Request:
Determine the number of lines containing the word "image". Reply with it and nothing else.

***** Listing

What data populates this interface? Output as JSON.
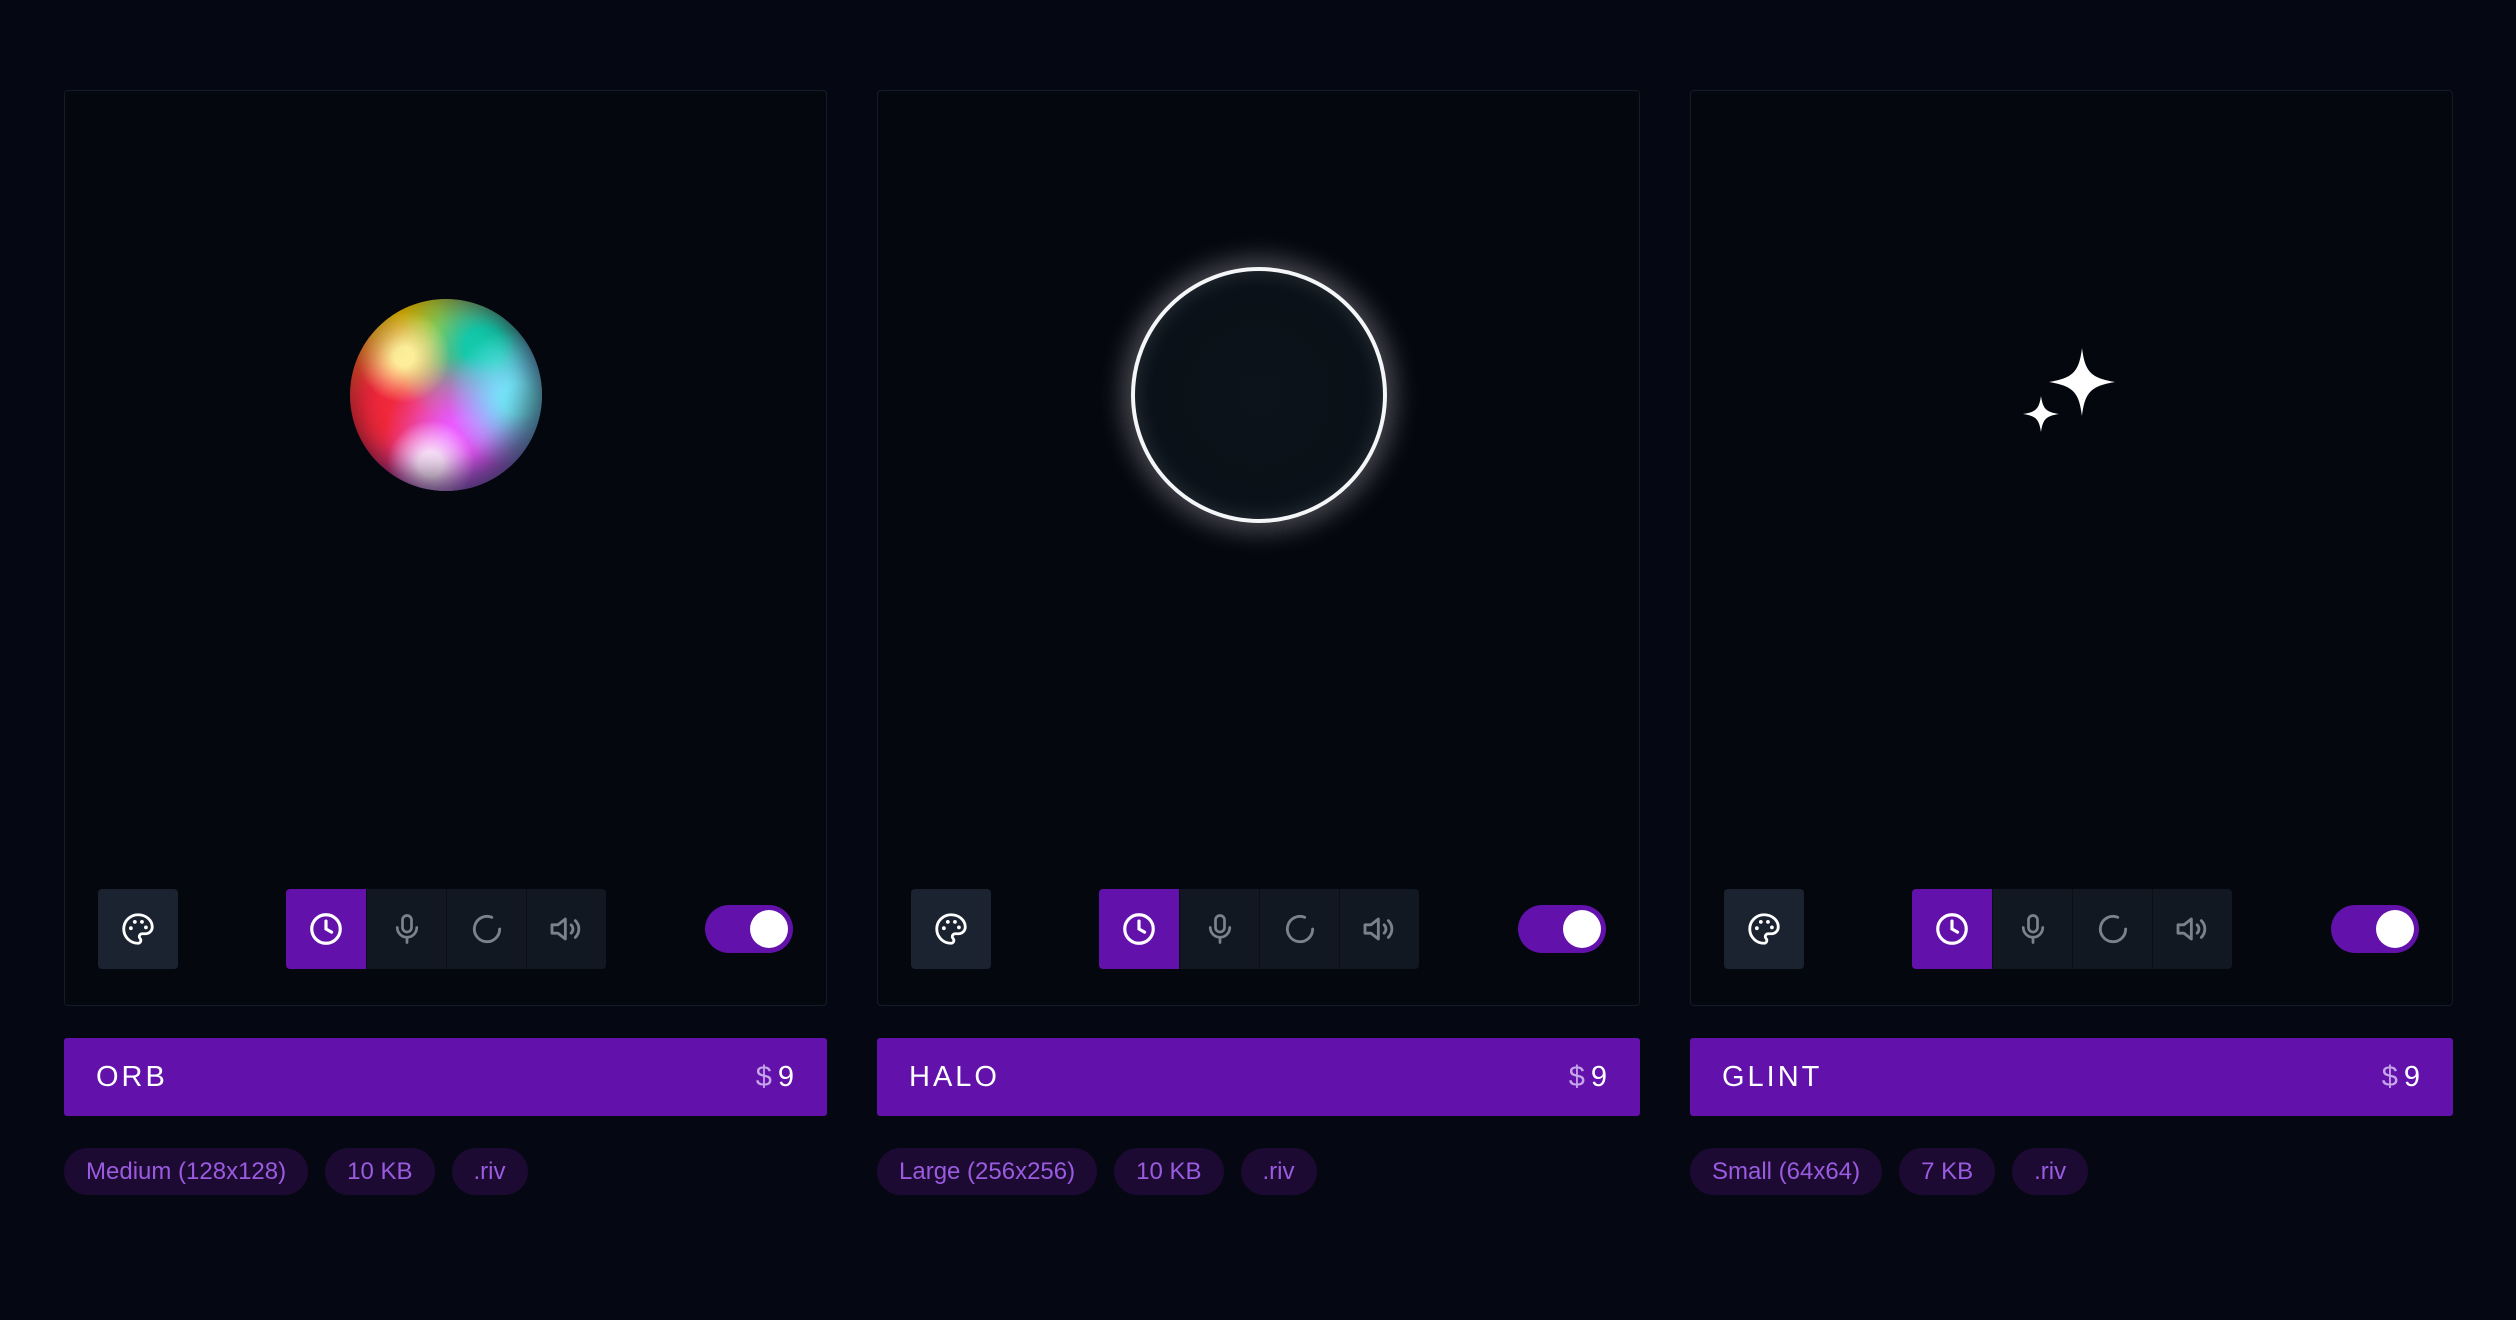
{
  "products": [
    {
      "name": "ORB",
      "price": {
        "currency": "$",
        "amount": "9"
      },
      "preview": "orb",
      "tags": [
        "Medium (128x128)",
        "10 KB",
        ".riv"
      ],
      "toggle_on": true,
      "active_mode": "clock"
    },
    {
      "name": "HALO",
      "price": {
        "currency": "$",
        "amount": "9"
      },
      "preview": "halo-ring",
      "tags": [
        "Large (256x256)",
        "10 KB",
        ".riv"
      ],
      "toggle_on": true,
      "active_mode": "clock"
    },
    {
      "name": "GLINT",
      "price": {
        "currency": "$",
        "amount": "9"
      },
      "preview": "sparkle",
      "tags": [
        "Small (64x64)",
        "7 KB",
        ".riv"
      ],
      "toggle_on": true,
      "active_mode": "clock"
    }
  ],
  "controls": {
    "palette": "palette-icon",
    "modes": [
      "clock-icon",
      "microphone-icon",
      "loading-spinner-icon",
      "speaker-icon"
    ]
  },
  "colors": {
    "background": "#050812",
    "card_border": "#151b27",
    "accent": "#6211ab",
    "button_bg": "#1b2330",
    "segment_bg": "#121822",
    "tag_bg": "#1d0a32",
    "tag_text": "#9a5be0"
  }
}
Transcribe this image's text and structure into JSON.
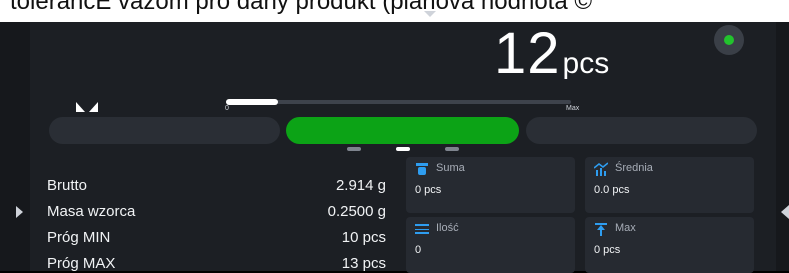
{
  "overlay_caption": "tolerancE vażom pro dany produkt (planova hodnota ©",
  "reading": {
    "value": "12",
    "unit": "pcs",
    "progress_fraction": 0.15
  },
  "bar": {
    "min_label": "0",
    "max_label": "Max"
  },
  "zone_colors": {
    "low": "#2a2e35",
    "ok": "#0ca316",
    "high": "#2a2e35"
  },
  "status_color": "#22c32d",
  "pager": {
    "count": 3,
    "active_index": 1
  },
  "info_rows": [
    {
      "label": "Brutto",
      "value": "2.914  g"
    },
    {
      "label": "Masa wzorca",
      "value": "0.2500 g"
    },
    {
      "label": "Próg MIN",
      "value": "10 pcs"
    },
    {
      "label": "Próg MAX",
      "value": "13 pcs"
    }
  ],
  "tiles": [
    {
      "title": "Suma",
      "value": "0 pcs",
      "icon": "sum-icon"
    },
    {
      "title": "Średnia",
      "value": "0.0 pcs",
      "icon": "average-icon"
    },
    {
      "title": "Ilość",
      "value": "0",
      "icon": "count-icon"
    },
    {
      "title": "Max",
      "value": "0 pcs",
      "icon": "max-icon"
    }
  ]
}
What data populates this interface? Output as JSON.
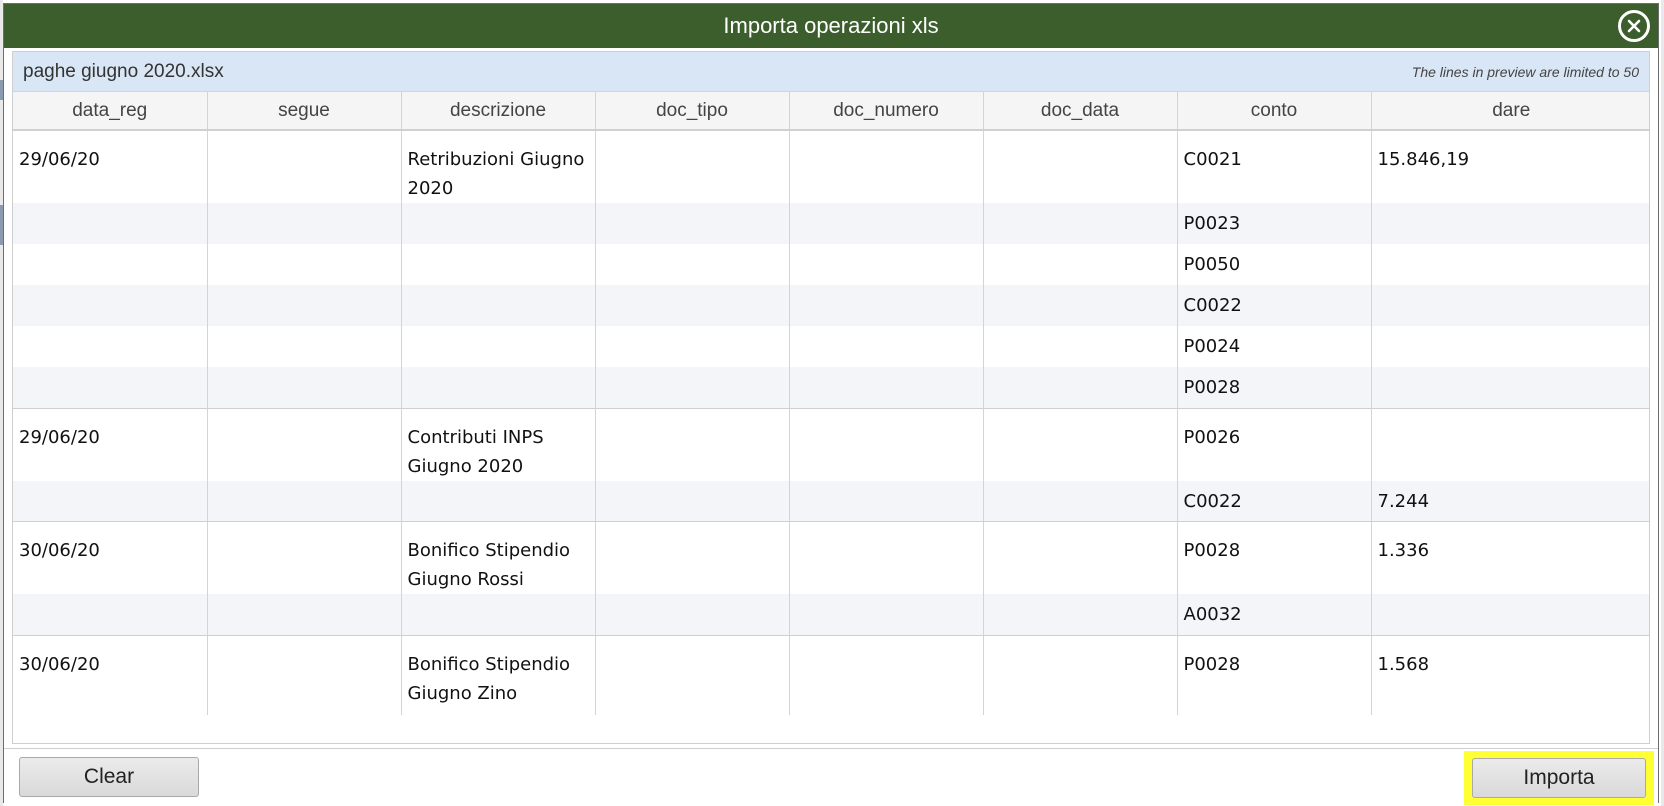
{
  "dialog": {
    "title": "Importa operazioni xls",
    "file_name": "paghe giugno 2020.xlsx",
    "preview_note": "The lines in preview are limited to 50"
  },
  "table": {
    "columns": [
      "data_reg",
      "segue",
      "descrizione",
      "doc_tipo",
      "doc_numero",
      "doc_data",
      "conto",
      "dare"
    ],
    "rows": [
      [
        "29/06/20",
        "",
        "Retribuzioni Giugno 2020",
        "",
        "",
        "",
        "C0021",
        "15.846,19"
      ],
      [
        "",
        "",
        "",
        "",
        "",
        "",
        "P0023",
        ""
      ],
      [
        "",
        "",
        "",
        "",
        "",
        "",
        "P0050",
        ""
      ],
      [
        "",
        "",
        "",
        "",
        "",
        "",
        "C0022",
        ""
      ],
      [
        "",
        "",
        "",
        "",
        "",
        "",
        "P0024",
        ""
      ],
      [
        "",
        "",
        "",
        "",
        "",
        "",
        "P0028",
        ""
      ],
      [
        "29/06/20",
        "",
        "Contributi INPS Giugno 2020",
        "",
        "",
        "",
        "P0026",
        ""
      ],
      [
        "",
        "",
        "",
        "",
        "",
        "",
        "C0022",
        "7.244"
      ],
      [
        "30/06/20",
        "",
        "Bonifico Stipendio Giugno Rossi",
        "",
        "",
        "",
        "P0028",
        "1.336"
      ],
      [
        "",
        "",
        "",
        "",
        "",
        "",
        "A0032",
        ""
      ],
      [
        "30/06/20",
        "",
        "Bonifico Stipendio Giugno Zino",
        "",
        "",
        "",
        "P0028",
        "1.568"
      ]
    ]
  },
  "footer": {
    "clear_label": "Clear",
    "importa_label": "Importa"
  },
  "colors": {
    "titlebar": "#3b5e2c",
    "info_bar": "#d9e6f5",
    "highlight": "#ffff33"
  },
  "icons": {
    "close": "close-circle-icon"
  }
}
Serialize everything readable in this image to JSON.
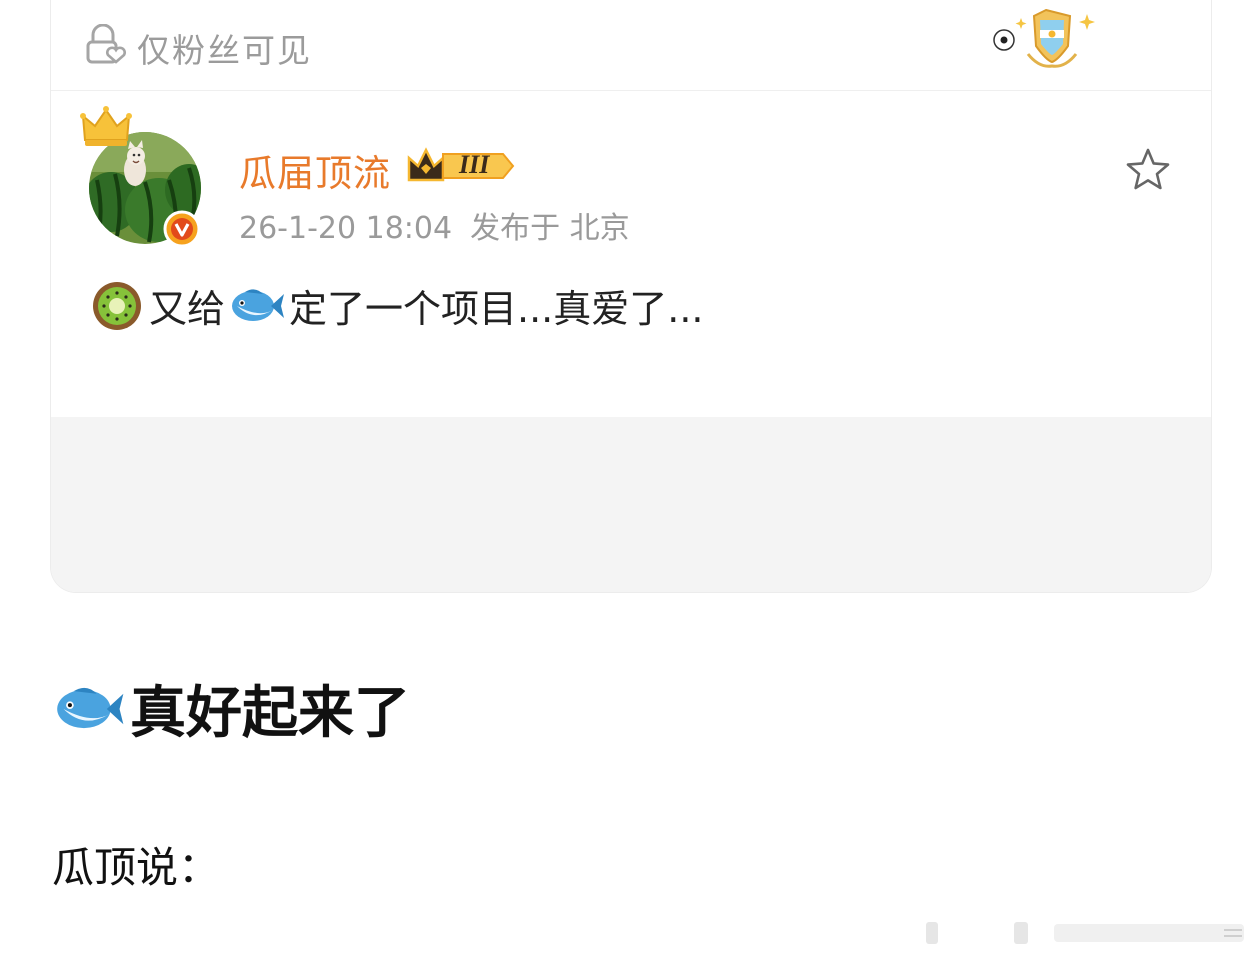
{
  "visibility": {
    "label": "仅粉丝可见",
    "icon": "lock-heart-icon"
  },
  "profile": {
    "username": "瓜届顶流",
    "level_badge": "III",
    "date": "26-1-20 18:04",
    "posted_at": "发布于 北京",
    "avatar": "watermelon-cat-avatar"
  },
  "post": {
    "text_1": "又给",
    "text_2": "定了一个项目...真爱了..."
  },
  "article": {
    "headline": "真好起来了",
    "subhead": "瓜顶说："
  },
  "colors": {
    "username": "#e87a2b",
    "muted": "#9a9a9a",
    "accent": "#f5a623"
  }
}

**********

Full answer:
2